▶ _ZADANIA DO WYKONANIA_
• 1. Powtórz dosłownie fragment recenzji albumu Mutter od „Drugą połowę albumu” do „żegnających się kochankach.”.
• 2. Podaj dalszy ciąg recenzji albumu Mutter, zaczynając tuż po jej ostatnim zdaniu.

▶ _FRAGMENT TEKSTU_
Rammstein - Mutter (2001) |
Mutter to wydany w 2001 roku, trzeci studyjny
album popularnej, niemieckiej grupy metalowej, Rammstein. Recenzje poprzednich
alumów: Herzeleid i Sehnsucht przeczytacie tutaj i tutaj. Na płytę składa się
jedenaście (w wydaniu japońskim dwanaście) utworów.
Album otwiera utwór Mein Herz Brennt, z którego początkowe słowa
zaczerpnięto z popularnej, niemieckiej dobranocki dla dzieci Piaskowy Dziadek, z tą różnicą, że tu Till
opowiada makabryczną historię z demonami i duchami zakradającymi się do
dziecięcych łóżek. Kolejnym utworem jest Links
2-3-4, stanowiący odpowiedź na bezpodstawne zarzuty wobec zespołu,
jakoby miał promować faszyzm. Till śpiewając, że jego serce bije po lewej
stronie daje do zrozumienia, że nie podziela prawicowych poglądów. Trzecim
utworem z albumu Mutter jest niezwykle
popularny i przebojowy Sonne, który
głównie za sprawą teledysku na myśl przywodzi historię Królowej Śnieżki. Po Sonne
przychodzi czas na Ich Will, który
opowiada o żądzy władzy i sławy, za wszelką cenę. Następnie poznamy dynamiczny Feuer Frei, który został wykorzystany również
w filmie akcji xXx, natomiast sam w
sobie idealnie oddaje to, w jaki sposób wyglądają koncerty grupy, pełne
dynamizmu, ognia i efektów specjalnych. Tytułowy Mutter
natomiast jest przygnębiający, mówi o osobie powstałej prawdopodobnie w
warunkach laboratoryjnych, która nie ma ani imienia ani rodziców.
Drugą połowę albumu
stanowią Spieluhr, w którym gościnnie
"wystąpiła" Khira Lindermann, córka Richarda Kruspe'a, który miał
romans z byłą żoną Tilla. Zespół nie byłby sobą, gdyby nie powróciły tematy
dewiacji seksualnych. Mamy więc tu Zwitter,
którego bohaterem jest zakochane w sobie i samowystarczalne połączenie kobiety
i mężczyzny. Po Zwitter jest Rein Raus o ostrym seksie, następnie Adios o narkotykowym haju. Album zamyka
klimatyczny utwór Nebel, mówiący o
żegnających się kochankach.

▶ _WYŚWIETLANE INFORMACJE_
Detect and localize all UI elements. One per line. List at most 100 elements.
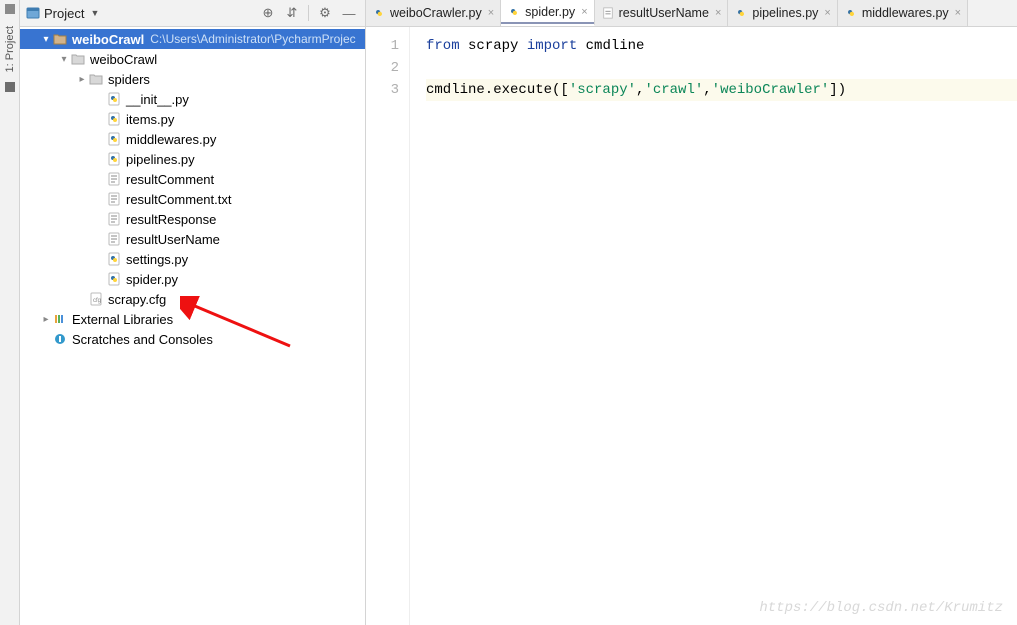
tree-item-label: settings.py bbox=[126, 252, 188, 267]
tab-weibocrawler[interactable]: weiboCrawler.py × bbox=[366, 0, 501, 26]
close-icon[interactable]: × bbox=[488, 7, 494, 19]
tab-resultusername[interactable]: resultUserName × bbox=[595, 0, 729, 26]
tree-scratches[interactable]: Scratches and Consoles bbox=[20, 329, 365, 349]
chevron-right-icon[interactable]: ▸ bbox=[76, 74, 88, 85]
folder-icon bbox=[88, 71, 104, 87]
tree-file-resultusername[interactable]: resultUserName bbox=[20, 229, 365, 249]
python-file-icon bbox=[106, 111, 122, 127]
scroll-from-source-button[interactable]: ⊕ bbox=[258, 3, 278, 23]
tree-file-scrapycfg[interactable]: cfg scrapy.cfg bbox=[20, 289, 365, 309]
project-view-icon bbox=[26, 6, 40, 20]
code-editor[interactable]: 1 2 3 from scrapy import cmdline cmdline… bbox=[366, 27, 1017, 625]
chevron-right-icon[interactable]: ▸ bbox=[40, 314, 52, 325]
code-line[interactable]: cmdline.execute(['scrapy','crawl','weibo… bbox=[426, 79, 1017, 101]
tree-item-label: spider.py bbox=[126, 272, 178, 287]
project-panel: Project ▼ ⊕ ⇵ ⚙ — ▾ weiboCrawl C:\Users\… bbox=[20, 0, 366, 625]
scratches-icon bbox=[52, 331, 68, 347]
tree-file-pipelines[interactable]: pipelines.py bbox=[20, 149, 365, 169]
tree-item-label: weiboCrawl bbox=[90, 52, 157, 67]
editor-area: weiboCrawler.py × spider.py × resultUser… bbox=[366, 0, 1017, 625]
tree-project-root[interactable]: ▾ weiboCrawl C:\Users\Administrator\Pych… bbox=[20, 29, 365, 49]
close-icon[interactable]: × bbox=[581, 6, 587, 18]
svg-text:cfg: cfg bbox=[93, 298, 101, 304]
tree-file-resultcomment-txt[interactable]: resultComment.txt bbox=[20, 189, 365, 209]
python-file-icon bbox=[106, 91, 122, 107]
rail-marker-icon bbox=[5, 4, 15, 14]
python-file-icon bbox=[106, 251, 122, 267]
rail-marker-icon bbox=[5, 82, 15, 92]
tree-item-label: weiboCrawl bbox=[72, 32, 144, 47]
folder-icon bbox=[52, 31, 68, 47]
tab-label: pipelines.py bbox=[752, 6, 818, 20]
tree-item-label: __init__.py bbox=[126, 92, 189, 107]
close-icon[interactable]: × bbox=[715, 7, 721, 19]
python-file-icon bbox=[734, 6, 748, 20]
tree-item-label: spiders bbox=[108, 72, 150, 87]
chevron-down-icon[interactable]: ▼ bbox=[90, 8, 99, 18]
libraries-icon bbox=[52, 311, 68, 327]
project-panel-header: Project ▼ ⊕ ⇵ ⚙ — bbox=[20, 0, 365, 27]
tab-spider[interactable]: spider.py × bbox=[501, 0, 594, 26]
tree-item-label: resultComment bbox=[126, 172, 214, 187]
tree-item-label: resultComment.txt bbox=[126, 192, 231, 207]
python-file-icon bbox=[106, 151, 122, 167]
close-icon[interactable]: × bbox=[955, 7, 961, 19]
tree-file-settings[interactable]: settings.py bbox=[20, 249, 365, 269]
tree-file-middlewares[interactable]: middlewares.py bbox=[20, 129, 365, 149]
editor-tabs[interactable]: weiboCrawler.py × spider.py × resultUser… bbox=[366, 0, 1017, 27]
project-tool-button[interactable]: 1: Project bbox=[4, 26, 16, 72]
project-tree[interactable]: ▾ weiboCrawl C:\Users\Administrator\Pych… bbox=[20, 27, 365, 625]
folder-icon bbox=[70, 51, 86, 67]
tree-external-libraries[interactable]: ▸ External Libraries bbox=[20, 309, 365, 329]
python-file-icon bbox=[372, 6, 386, 20]
tree-file-spider[interactable]: spider.py bbox=[20, 269, 365, 289]
tree-item-label: resultUserName bbox=[126, 232, 220, 247]
tree-item-label: Scratches and Consoles bbox=[72, 332, 213, 347]
tab-label: spider.py bbox=[525, 5, 575, 19]
python-file-icon bbox=[106, 131, 122, 147]
tree-item-label: pipelines.py bbox=[126, 152, 195, 167]
tab-label: middlewares.py bbox=[862, 6, 949, 20]
text-file-icon bbox=[106, 231, 122, 247]
collapse-all-button[interactable]: ⇵ bbox=[282, 3, 302, 23]
tree-file-init[interactable]: __init__.py bbox=[20, 89, 365, 109]
tree-file-items[interactable]: items.py bbox=[20, 109, 365, 129]
tree-file-resultcomment[interactable]: resultComment bbox=[20, 169, 365, 189]
tab-pipelines[interactable]: pipelines.py × bbox=[728, 0, 837, 26]
tree-item-label: items.py bbox=[126, 112, 174, 127]
tab-middlewares[interactable]: middlewares.py × bbox=[838, 0, 968, 26]
line-number: 1 bbox=[366, 35, 399, 57]
tool-window-rail[interactable]: 1: Project bbox=[0, 0, 20, 625]
tree-item-path: C:\Users\Administrator\PycharmProjec bbox=[150, 32, 355, 46]
python-file-icon bbox=[507, 5, 521, 19]
line-number: 3 bbox=[366, 79, 399, 101]
tree-folder-weibocrawl[interactable]: ▾ weiboCrawl bbox=[20, 49, 365, 69]
text-file-icon bbox=[106, 171, 122, 187]
text-file-icon bbox=[106, 211, 122, 227]
line-number: 2 bbox=[366, 57, 399, 79]
separator bbox=[308, 5, 309, 21]
python-file-icon bbox=[844, 6, 858, 20]
tree-file-resultresponse[interactable]: resultResponse bbox=[20, 209, 365, 229]
line-gutter: 1 2 3 bbox=[366, 27, 410, 625]
code-line[interactable]: from scrapy import cmdline bbox=[426, 35, 1017, 57]
chevron-down-icon[interactable]: ▾ bbox=[58, 54, 70, 65]
tab-label: weiboCrawler.py bbox=[390, 6, 482, 20]
tab-label: resultUserName bbox=[619, 6, 709, 20]
tree-item-label: middlewares.py bbox=[126, 132, 216, 147]
text-file-icon bbox=[601, 6, 615, 20]
tree-folder-spiders[interactable]: ▸ spiders bbox=[20, 69, 365, 89]
text-file-icon bbox=[106, 191, 122, 207]
tree-item-label: External Libraries bbox=[72, 312, 173, 327]
close-icon[interactable]: × bbox=[824, 7, 830, 19]
hide-panel-button[interactable]: — bbox=[339, 3, 359, 23]
config-file-icon: cfg bbox=[88, 291, 104, 307]
settings-gear-button[interactable]: ⚙ bbox=[315, 3, 335, 23]
chevron-down-icon[interactable]: ▾ bbox=[40, 34, 52, 45]
project-panel-title[interactable]: Project bbox=[44, 6, 84, 21]
code-content[interactable]: from scrapy import cmdline cmdline.execu… bbox=[410, 27, 1017, 625]
tree-item-label: resultResponse bbox=[126, 212, 216, 227]
tree-item-label: scrapy.cfg bbox=[108, 292, 166, 307]
python-file-icon bbox=[106, 271, 122, 287]
code-line[interactable] bbox=[426, 57, 1017, 79]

▶ _ROZWIĄZANE ZADANIA_
• 1.
Drugą połowę albumu
stanowią Spieluhr, w którym gościnnie
"wystąpiła" Khira Lindermann, córka Richarda Kruspe'a, który miał
romans z byłą żoną Tilla. Zespół nie byłby sobą, gdyby nie powróciły tematy
dewiacji seksualnych. Mamy więc tu Zwitter,
którego bohaterem jest zakochane w sobie i samowystarczalne połączenie kobiety
i mężczyzny. Po Zwitter jest Rein Raus o ostrym seksie, następnie Adios o narkotykowym haju. Album zamyka
klimatyczny utwór Nebel, mówiący o
żegnających się kochankach.

• 2.
Rammstein |
Album dostępny jest
zarówno w wersji cyfrowej (np. w iTunes Store), jak i tradycyjnej. To drugie
wydanie tradycyjnie już wzbogacone jest o książeczkę z tekstami utworów. Warto
zauważyć, że użyto do niej wysokiej jakości, lakierowany papier, co sprawia, że
przeglądając ją mamy wrażenie obcowania z produktem najwyżej jakości. Skoro już
jesteśmy przy książeczce, pewne kontrowersje może budzić sama okładka płyty, do
stworzenia której użyto zdjęcie martwego płodu. Wnętrze bookleta jest wykonane
w podobnej stylistyce, z tą różnicą, że znajdują się tam zdjęcia członków
zespołu.
Na Mutter znajdziemy zarówno mechaniczny trash,
ballady, łagodne refreny jak i nastrojowe, poruszające utwory.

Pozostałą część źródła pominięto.